** BEGIN **
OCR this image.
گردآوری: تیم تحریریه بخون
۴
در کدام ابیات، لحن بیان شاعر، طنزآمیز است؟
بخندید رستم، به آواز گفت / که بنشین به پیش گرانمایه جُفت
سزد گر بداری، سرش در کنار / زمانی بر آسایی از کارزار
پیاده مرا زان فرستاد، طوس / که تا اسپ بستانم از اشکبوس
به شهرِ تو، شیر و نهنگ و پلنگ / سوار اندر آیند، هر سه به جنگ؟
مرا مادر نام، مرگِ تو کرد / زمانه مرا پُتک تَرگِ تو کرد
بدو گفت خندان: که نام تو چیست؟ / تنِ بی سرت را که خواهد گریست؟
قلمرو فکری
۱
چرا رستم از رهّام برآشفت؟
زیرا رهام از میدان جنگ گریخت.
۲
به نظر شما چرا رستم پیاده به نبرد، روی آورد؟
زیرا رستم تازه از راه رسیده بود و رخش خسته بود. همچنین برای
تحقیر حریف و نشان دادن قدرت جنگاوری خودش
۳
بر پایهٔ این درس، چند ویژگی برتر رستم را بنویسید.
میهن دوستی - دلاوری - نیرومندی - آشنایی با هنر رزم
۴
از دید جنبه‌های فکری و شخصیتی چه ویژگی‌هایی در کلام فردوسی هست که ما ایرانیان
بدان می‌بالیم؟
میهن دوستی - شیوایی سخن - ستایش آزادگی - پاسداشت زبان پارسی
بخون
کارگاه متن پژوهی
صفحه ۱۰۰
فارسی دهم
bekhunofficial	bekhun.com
** END **
== Given request ==
Please return the data above exactly as given.

== Response ==
OCR this image.
گردآوری: تیم تحریریه بخون
۴
در کدام ابیات، لحن بیان شاعر، طنزآمیز است؟
بخندید رستم، به آواز گفت / که بنشین به پیش گرانمایه جُفت
سزد گر بداری، سرش در کنار / زمانی بر آسایی از کارزار
پیاده مرا زان فرستاد، طوس / که تا اسپ بستانم از اشکبوس
به شهرِ تو، شیر و نهنگ و پلنگ / سوار اندر آیند، هر سه به جنگ؟
مرا مادر نام، مرگِ تو کرد / زمانه مرا پُتک تَرگِ تو کرد
بدو گفت خندان: که نام تو چیست؟ / تنِ بی سرت را که خواهد گریست؟
قلمرو فکری
۱
چرا رستم از رهّام برآشفت؟
زیرا رهام از میدان جنگ گریخت.
۲
به نظر شما چرا رستم پیاده به نبرد، روی آورد؟
زیرا رستم تازه از راه رسیده بود و رخش خسته بود. همچنین برای
تحقیر حریف و نشان دادن قدرت جنگاوری خودش
۳
بر پایهٔ این درس، چند ویژگی برتر رستم را بنویسید.
میهن دوستی - دلاوری - نیرومندی - آشنایی با هنر رزم
۴
از دید جنبه‌های فکری و شخصیتی چه ویژگی‌هایی در کلام فردوسی هست که ما ایرانیان
بدان می‌بالیم؟
میهن دوستی - شیوایی سخن - ستایش آزادگی - پاسداشت زبان پارسی
بخون
کارگاه متن پژوهی
صفحه ۱۰۰
فارسی دهم
bekhunofficial	bekhun.com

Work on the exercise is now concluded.